==== Excerpt ====

The environmental health by-law



[36] In addition to the applicant’s s 24 right the City also has an obligation under s 152 of the Constitution to strive to promote a safe and healthy environment. This section provides in relevant part that:



152. Objects of local government

(1) The objects of local government are - …

(d) to promote a safe and healthy environment; and…

(2) A municipality must strive, within its financial and administrative capacity, to achieve the objects set out in subsection (1).’





[37] In Mayfair10 this was emphasised as follows:



[47] As rightly submitted by Mr Ohanessian, the City of Johannesburg is an organ of state that is obliged to respect, protect, promote and fulfil the rights in the Bill of Rights. It is also obligated, under section 152(1) of the Constitution, to, among other things, ensure a safe and healthy environment… The City therefore has a constitutional obligation to enforce the applicable land use scheme and to ensure the applicants’ right to an environment that is not harmful to their health or wellbeing.’



[38] The environmental health by-law prohibits and regulates, inter alia, health nuisances. It defines a “person” as including any sphere of government. The most relevant provisions for present purposes are s 2(1) and s 8. These provide that no person shall:



2… (1) Allow any erf to be overgrown with bush, weeds or grass or other vegetation… to such an extent that, in the opinion of the Council, it may be used as shelter by vagrants, wild animals or vermin or may threaten the public health or the safety of any member of the community…

8… keep, cause or suffer to be kept on any premises any accumulation or deposit of filth, rubbish, refuse, manure, other offensive matter, or objectionable material or thing so as to be a health nuisance.’



[39] The applicant submits that the City, as owner of the site, is in breach of these provisions, amongst others, but that even if it were not the owner, the City nonetheless has a constitutional obligation to ensure that the occupants of the site do not contravene the relevant provisions.



[40] The City denies that, as owner, it has allowed any contravention of the by-law to occur on the site. Its explanation is that in order to comply with its obligations as owner, it is required to issue a tender for grass cutting services at its cost. In the 2019 financial year this totalled R330 206.41. However, since District Six needs to be cleared twice a year the annual cost is double.





[41] To my mind this explanation falls far short of a reasonable explanation. It pertinently fails to address how cutting the grass twice a year is sufficient to prevent threatening the public health or safety of any member of the community, or what steps the City takes to prevent the accumulation or deposit of filth, rubbish, refuse and the like on its site. The City has also wholly failed to engage with its obligation as local government independent of any duty arising from its ownership of the site.



[42] Either the City has chosen to be dismissive of the applicant’s complaints or it has failed to understand its obligations. Neither is good enough. I do not repeat what has already been stated regarding the City’s prerogative to determine how it fulfils its obligations, but the same applies to the by-law under discussion as well as those which follow.



The community fire safety by-law



[43] This by-law is aimed at promoting and achieving a fire-safe environment for the benefit of all persons within its jurisdiction. For present purposes the following provisions are most relevant:



26(1) The owner or person in charge of the premises or a portion thereof must not allow combustible waste or refuse to accumulate in any area or in any manner so as to create a fire hazard or other threatening danger...

====

_Written task A_
In the judgment excerpt, swap "combustible" for "flammable" and write out everything from "[43] This by-law" down to "other threatening danger...".
_Written task B_
According to the judgment excerpt, what does s 2(1) of the environmental health by-law say an overgrown erf may be used as shelter by? List each one.
_Written task C_
In the judgment excerpt, what did the City's grass cutting services total in the 2019 financial year?

==== Given information ====

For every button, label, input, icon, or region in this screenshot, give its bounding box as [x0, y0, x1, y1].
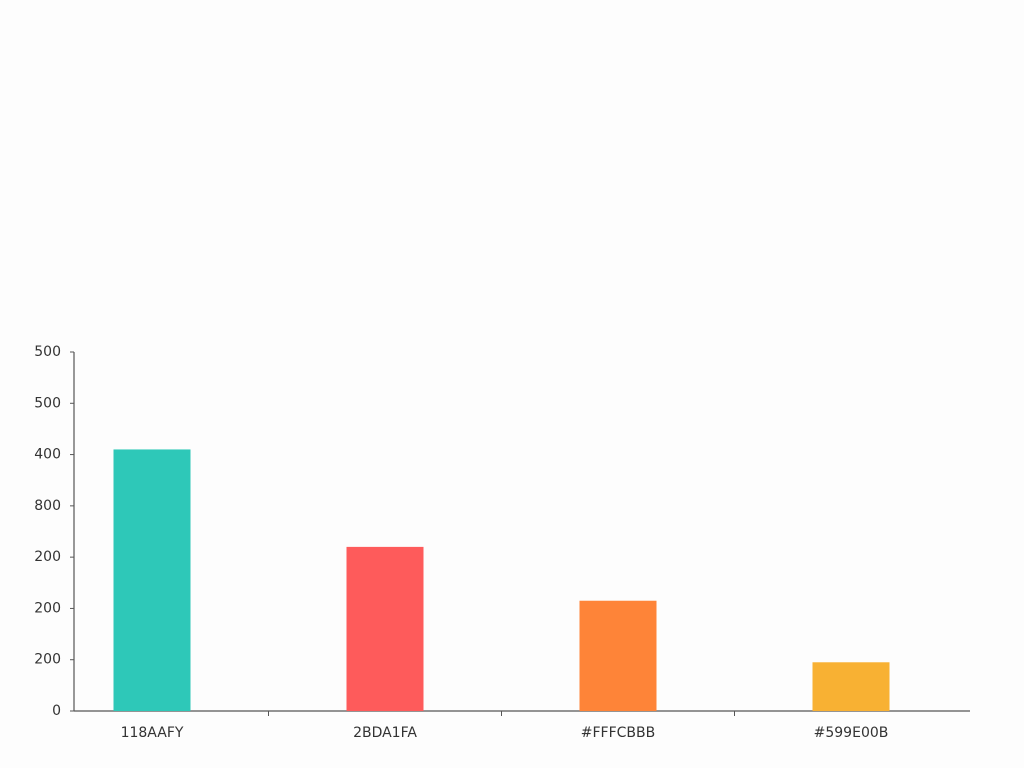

====

_Correct result A_
[43] This by-law is aimed at promoting and achieving a fire-safe environment for the benefit of all persons within its jurisdiction. For present purposes the following provisions are most relevant:



26(1) The owner or person in charge of the premises or a portion thereof must not allow flammable waste or refuse to accumulate in any area or in any manner so as to create a fire hazard or other threatening danger...

_Correct result B_
- vagrants
- wild animals
- vermin

_Correct result C_
R330 206.41